**What this task involves:**
Arrange the stretch from the start of the records through the line that contains "step-4-label: 4. Attiva" as a Markdown table with the columns Row and Record line, skipping blank lines.

**Given records:**
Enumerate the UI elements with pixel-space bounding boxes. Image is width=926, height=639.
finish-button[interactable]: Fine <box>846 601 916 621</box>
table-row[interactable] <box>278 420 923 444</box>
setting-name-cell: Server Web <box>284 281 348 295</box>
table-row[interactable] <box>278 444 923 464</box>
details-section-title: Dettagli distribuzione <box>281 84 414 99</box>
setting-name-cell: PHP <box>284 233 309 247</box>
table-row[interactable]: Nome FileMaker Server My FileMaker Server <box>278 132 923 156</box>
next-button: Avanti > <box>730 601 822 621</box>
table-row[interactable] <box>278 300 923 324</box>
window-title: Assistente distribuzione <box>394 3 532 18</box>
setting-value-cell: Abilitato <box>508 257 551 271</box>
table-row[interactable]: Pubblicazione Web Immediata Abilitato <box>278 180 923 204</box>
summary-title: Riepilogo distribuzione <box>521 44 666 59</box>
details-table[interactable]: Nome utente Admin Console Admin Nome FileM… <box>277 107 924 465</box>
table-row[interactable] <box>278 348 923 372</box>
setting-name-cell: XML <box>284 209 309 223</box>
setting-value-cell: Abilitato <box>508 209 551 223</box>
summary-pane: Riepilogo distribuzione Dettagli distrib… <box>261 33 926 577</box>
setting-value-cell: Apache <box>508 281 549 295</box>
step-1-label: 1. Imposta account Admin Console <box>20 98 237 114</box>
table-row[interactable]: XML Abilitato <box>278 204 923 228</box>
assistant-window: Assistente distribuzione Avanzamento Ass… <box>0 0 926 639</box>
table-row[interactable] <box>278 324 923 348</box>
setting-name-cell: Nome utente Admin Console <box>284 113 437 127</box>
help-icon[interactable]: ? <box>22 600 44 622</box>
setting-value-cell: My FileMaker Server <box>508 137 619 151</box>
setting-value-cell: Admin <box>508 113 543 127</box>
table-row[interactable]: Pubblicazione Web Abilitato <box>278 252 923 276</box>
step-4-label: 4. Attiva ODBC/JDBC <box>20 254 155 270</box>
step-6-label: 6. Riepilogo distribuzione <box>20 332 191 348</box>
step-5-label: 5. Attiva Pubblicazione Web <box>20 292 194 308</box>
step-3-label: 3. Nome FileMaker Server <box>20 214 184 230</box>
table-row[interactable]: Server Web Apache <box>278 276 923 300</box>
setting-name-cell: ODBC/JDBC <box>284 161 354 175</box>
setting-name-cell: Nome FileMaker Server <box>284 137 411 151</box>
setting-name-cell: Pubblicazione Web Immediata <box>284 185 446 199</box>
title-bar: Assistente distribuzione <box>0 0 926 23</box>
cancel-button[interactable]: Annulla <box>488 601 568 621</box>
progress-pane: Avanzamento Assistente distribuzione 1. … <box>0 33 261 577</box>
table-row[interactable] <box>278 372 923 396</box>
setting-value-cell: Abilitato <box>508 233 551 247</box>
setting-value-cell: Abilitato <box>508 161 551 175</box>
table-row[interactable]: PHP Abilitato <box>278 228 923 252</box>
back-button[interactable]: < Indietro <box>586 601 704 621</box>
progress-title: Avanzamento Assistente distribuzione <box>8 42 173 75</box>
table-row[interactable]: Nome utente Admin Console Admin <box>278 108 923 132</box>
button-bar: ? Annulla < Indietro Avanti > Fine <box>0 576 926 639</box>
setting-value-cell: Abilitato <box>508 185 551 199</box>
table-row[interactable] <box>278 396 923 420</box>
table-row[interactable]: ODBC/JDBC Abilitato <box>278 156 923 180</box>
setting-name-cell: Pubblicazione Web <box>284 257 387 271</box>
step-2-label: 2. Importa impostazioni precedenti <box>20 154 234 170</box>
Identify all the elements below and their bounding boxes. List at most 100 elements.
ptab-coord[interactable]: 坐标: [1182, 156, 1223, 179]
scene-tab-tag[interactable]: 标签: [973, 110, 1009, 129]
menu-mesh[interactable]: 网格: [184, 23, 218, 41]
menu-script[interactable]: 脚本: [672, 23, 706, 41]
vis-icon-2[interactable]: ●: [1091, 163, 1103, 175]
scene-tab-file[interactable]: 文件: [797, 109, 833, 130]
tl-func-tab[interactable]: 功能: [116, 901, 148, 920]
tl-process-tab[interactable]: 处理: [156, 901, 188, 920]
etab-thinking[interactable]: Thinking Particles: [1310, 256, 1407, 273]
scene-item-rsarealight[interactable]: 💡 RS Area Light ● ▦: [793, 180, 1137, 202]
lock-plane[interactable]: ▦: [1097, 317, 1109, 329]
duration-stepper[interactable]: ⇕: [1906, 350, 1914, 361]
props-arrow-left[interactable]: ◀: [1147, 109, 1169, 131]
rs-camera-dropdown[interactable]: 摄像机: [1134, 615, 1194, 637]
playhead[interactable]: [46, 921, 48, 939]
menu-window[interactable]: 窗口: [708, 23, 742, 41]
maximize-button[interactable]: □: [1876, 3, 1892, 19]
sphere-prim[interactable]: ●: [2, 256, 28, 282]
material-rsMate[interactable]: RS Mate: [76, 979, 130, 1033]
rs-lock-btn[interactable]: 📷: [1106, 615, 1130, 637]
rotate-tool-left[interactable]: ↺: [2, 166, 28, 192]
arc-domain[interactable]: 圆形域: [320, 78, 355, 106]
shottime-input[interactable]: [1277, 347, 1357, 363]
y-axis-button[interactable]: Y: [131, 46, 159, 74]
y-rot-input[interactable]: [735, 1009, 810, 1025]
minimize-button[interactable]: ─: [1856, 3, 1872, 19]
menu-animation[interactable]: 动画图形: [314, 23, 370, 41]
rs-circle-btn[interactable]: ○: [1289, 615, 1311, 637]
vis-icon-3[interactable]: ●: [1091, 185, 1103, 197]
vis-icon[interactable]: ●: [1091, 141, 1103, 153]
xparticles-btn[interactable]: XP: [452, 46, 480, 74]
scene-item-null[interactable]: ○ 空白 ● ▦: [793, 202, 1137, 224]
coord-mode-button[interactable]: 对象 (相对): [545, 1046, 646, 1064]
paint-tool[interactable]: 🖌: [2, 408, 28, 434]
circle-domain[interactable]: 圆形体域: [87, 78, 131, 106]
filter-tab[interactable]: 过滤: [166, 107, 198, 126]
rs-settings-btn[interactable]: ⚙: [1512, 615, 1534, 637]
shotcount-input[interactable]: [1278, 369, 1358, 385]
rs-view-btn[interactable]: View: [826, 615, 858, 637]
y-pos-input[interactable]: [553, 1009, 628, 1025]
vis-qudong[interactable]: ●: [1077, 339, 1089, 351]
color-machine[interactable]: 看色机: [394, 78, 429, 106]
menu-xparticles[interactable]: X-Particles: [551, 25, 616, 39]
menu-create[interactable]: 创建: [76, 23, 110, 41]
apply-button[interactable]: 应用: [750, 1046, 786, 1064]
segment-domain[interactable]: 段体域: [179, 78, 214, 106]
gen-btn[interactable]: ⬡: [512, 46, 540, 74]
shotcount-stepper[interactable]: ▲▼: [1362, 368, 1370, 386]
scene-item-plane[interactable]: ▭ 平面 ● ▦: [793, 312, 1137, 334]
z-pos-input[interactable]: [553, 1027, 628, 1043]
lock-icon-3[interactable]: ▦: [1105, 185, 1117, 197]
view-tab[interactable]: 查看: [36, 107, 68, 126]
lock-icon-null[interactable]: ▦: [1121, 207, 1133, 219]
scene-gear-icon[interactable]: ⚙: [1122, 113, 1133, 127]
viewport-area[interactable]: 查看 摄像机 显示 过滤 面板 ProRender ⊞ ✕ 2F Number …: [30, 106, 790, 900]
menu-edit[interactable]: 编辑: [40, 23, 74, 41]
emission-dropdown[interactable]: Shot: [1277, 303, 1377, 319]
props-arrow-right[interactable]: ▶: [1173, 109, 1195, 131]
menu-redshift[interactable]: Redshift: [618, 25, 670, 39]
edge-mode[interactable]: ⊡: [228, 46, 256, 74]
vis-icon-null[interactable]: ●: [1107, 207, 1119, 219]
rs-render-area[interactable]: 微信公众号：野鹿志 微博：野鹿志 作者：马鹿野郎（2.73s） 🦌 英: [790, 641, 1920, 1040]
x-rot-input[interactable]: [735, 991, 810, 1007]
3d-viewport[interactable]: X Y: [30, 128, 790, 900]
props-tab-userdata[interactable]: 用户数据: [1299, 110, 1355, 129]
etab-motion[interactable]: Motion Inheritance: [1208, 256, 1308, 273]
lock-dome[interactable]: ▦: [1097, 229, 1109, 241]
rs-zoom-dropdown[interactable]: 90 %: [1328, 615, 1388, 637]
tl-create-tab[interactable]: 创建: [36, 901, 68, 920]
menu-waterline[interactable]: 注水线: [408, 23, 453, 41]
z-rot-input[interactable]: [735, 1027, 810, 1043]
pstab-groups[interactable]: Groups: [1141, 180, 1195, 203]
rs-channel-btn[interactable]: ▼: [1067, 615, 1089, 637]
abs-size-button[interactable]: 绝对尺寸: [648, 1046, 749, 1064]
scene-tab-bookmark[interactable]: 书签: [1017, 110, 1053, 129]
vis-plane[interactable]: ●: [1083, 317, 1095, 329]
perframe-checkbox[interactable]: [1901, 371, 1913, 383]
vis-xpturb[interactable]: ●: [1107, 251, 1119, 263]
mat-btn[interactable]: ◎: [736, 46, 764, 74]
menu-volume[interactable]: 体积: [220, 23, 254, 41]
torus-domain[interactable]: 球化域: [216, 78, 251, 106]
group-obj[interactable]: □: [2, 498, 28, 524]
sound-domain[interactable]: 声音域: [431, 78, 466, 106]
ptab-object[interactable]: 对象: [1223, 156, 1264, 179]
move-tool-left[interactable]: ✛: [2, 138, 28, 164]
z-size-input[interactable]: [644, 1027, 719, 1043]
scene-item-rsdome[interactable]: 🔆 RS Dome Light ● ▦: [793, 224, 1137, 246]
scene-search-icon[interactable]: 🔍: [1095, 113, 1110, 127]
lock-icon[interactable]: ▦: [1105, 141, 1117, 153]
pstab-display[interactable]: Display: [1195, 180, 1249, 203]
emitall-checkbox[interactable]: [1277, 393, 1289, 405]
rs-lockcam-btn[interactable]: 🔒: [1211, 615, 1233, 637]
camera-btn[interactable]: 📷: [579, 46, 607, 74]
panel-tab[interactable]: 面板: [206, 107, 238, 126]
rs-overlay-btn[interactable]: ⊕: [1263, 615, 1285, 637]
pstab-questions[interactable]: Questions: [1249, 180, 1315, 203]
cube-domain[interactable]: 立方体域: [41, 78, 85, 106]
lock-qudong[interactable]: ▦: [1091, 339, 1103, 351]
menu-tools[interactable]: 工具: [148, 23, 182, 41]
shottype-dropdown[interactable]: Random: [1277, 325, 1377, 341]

**Written reply:**
| Row | Record line |
|---|---|
| 1 | Enumerate the UI elements with pixel-space bounding boxes. Image is width=926, height=639. |
| 2 | finish-button[interactable]: Fine <box>846 601 916 621</box> |
| 3 | table-row[interactable] <box>278 420 923 444</box> |
| 4 | setting-name-cell: Server Web <box>284 281 348 295</box> |
| 5 | table-row[interactable] <box>278 444 923 464</box> |
| 6 | details-section-title: Dettagli distribuzione <box>281 84 414 99</box> |
| 7 | setting-name-cell: PHP <box>284 233 309 247</box> |
| 8 | table-row[interactable]: Nome FileMaker Server My FileMaker Server <box>278 132 923 156</box> |
| 9 | next-button: Avanti > <box>730 601 822 621</box> |
| 10 | table-row[interactable] <box>278 300 923 324</box> |
| 11 | window-title: Assistente distribuzione <box>394 3 532 18</box> |
| 12 | setting-value-cell: Abilitato <box>508 257 551 271</box> |
| 13 | table-row[interactable]: Pubblicazione Web Immediata Abilitato <box>278 180 923 204</box> |
| 14 | summary-title: Riepilogo distribuzione <box>521 44 666 59</box> |
| 15 | details-table[interactable]: Nome utente Admin Console Admin Nome FileM… <box>277 107 924 465</box> |
| 16 | table-row[interactable] <box>278 348 923 372</box> |
| 17 | setting-name-cell: XML <box>284 209 309 223</box> |
| 18 | setting-value-cell: Abilitato <box>508 209 551 223</box> |
| 19 | summary-pane: Riepilogo distribuzione Dettagli distrib… <box>261 33 926 577</box> |
| 20 | setting-value-cell: Apache <box>508 281 549 295</box> |
| 21 | step-1-label: 1. Imposta account Admin Console <box>20 98 237 114</box> |
| 22 | table-row[interactable]: XML Abilitato <box>278 204 923 228</box> |
| 23 | assistant-window: Assistente distribuzione Avanzamento Ass… <box>0 0 926 639</box> |
| 24 | table-row[interactable] <box>278 324 923 348</box> |
| 25 | setting-name-cell: Nome utente Admin Console <box>284 113 437 127</box> |
| 26 | help-icon[interactable]: ? <box>22 600 44 622</box> |
| 27 | setting-value-cell: My FileMaker Server <box>508 137 619 151</box> |
| 28 | setting-value-cell: Admin <box>508 113 543 127</box> |
| 29 | table-row[interactable]: Pubblicazione Web Abilitato <box>278 252 923 276</box> |
| 30 | step-4-label: 4. Attiva ODBC/JDBC <box>20 254 155 270</box> |